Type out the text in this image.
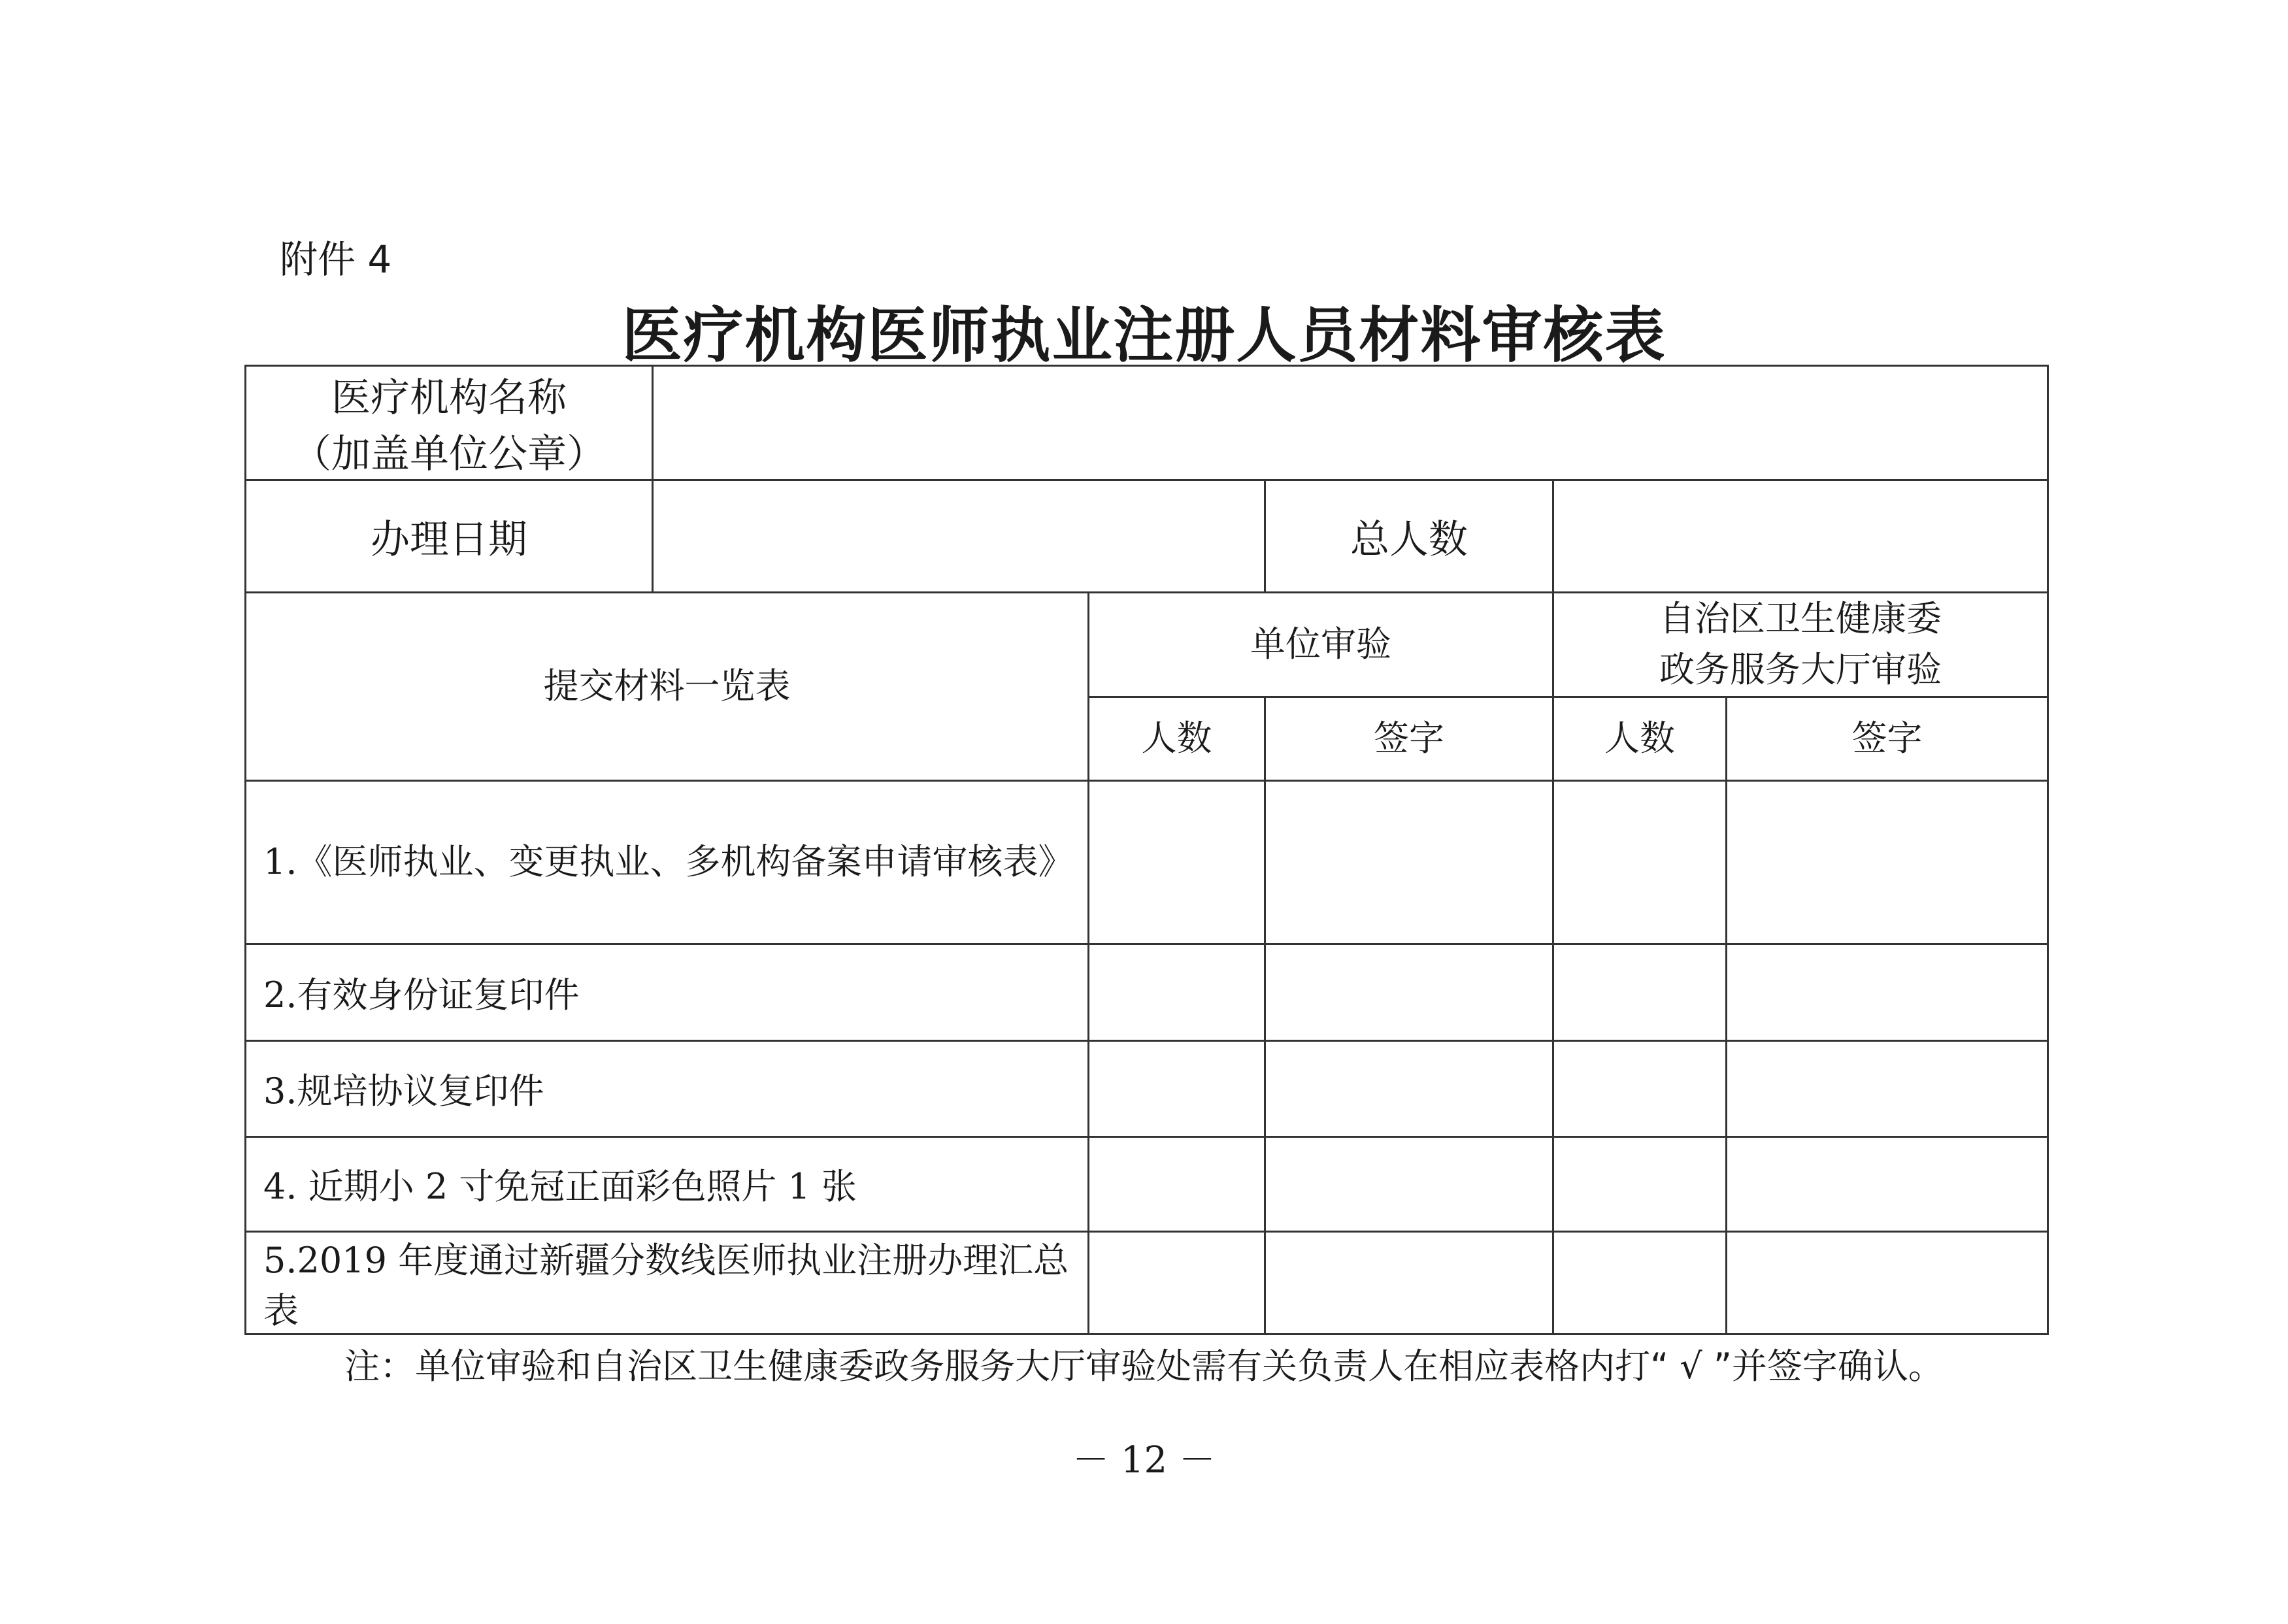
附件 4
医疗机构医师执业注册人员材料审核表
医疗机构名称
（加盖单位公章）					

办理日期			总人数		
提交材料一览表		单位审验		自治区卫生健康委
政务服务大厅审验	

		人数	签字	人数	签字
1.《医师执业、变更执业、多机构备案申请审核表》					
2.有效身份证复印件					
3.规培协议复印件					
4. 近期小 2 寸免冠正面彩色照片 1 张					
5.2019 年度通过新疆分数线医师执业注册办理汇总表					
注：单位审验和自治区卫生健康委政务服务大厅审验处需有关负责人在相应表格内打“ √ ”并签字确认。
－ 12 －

[Your instructions]
Without the pictures, retype the whole of the material above exactly.

[Answer for this exercise]
Type out the text in this image.
附件 4
医疗机构医师执业注册人员材料审核表
医疗机构名称
（加盖单位公章）					

办理日期			总人数		
提交材料一览表		单位审验		自治区卫生健康委
政务服务大厅审验	

		人数	签字	人数	签字
1.《医师执业、变更执业、多机构备案申请审核表》					
2.有效身份证复印件					
3.规培协议复印件					
4. 近期小 2 寸免冠正面彩色照片 1 张					
5.2019 年度通过新疆分数线医师执业注册办理汇总表					
注：单位审验和自治区卫生健康委政务服务大厅审验处需有关负责人在相应表格内打“ √ ”并签字确认。
－ 12 －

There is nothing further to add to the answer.